◆ **DATA SHOWN**:
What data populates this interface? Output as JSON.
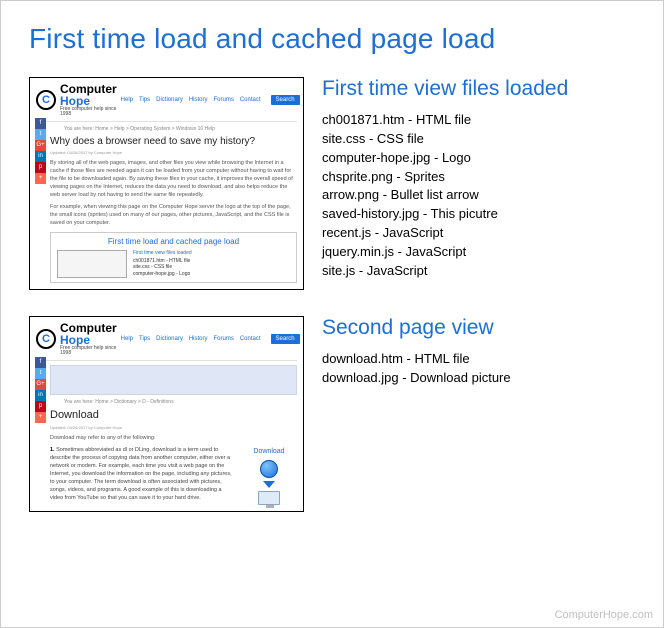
{
  "title": "First time load and cached page load",
  "watermark": "ComputerHope.com",
  "thumbs": {
    "brand_a": "Computer ",
    "brand_b": "Hope",
    "tagline": "Free computer help since 1998",
    "nav": [
      "Help",
      "Tips",
      "Dictionary",
      "History",
      "Forums",
      "Contact"
    ],
    "search": "Search",
    "first": {
      "crumb": "You are here: Home > Help > Operating System > Windows 10 Help",
      "heading": "Why does a browser need to save my history?",
      "meta": "Updated: 04/26/2017 by Computer Hope",
      "p1": "By storing all of the web pages, images, and other files you view while browsing the Internet in a cache if those files are needed again it can be loaded from your computer without having to wait for the file to be downloaded again. By saving these files in your cache, it improves the overall speed of viewing pages on the Internet, reduces the data you need to download, and also helps reduce the web server load by not having to send the same file repeatedly.",
      "p2": "For example, when viewing this page on the Computer Hope server the logo at the top of the page, the small icons (sprites) used on many of our pages, other pictures, JavaScript, and the CSS file is saved on your computer.",
      "inset_title": "First time load and cached page load",
      "inset_side_title": "First time view files loaded",
      "inset_lines": "ch001871.htm - HTML file\nsite.css - CSS file\ncomputer-hope.jpg - Logo"
    },
    "second": {
      "crumb": "You are here: Home > Dictionary > D - Definitions",
      "heading": "Download",
      "meta": "Updated: 04/26/2017 by Computer Hope",
      "lead": "Download may refer to any of the following:",
      "ol_num": "1.",
      "ol_text": "Sometimes abbreviated as dl or DLing, download is a term used to describe the process of copying data from another computer, either over a network or modem. For example, each time you visit a web page on the Internet, you download the information on the page, including any pictures, to your computer. The term download is often associated with pictures, songs, videos, and programs. A good example of this is downloading a video from YouTube so that you can save it to your hard drive.",
      "dl_label": "Download"
    }
  },
  "sections": {
    "first": {
      "title": "First time view files loaded",
      "files": [
        "ch001871.htm - HTML file",
        "site.css - CSS file",
        "computer-hope.jpg - Logo",
        "chsprite.png - Sprites",
        "arrow.png - Bullet list arrow",
        "saved-history.jpg - This picutre",
        "recent.js - JavaScript",
        "jquery.min.js - JavaScript",
        "site.js - JavaScript"
      ]
    },
    "second": {
      "title": "Second page view",
      "files": [
        "download.htm - HTML file",
        "download.jpg - Download picture"
      ]
    }
  }
}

◆ **WHAT THIS TASK INVOLVES**: Tally the lines of the listing in which the word "pages" occurs, and state the total alone.

◆ **ANSWER TO THIS EXERCISE**: 2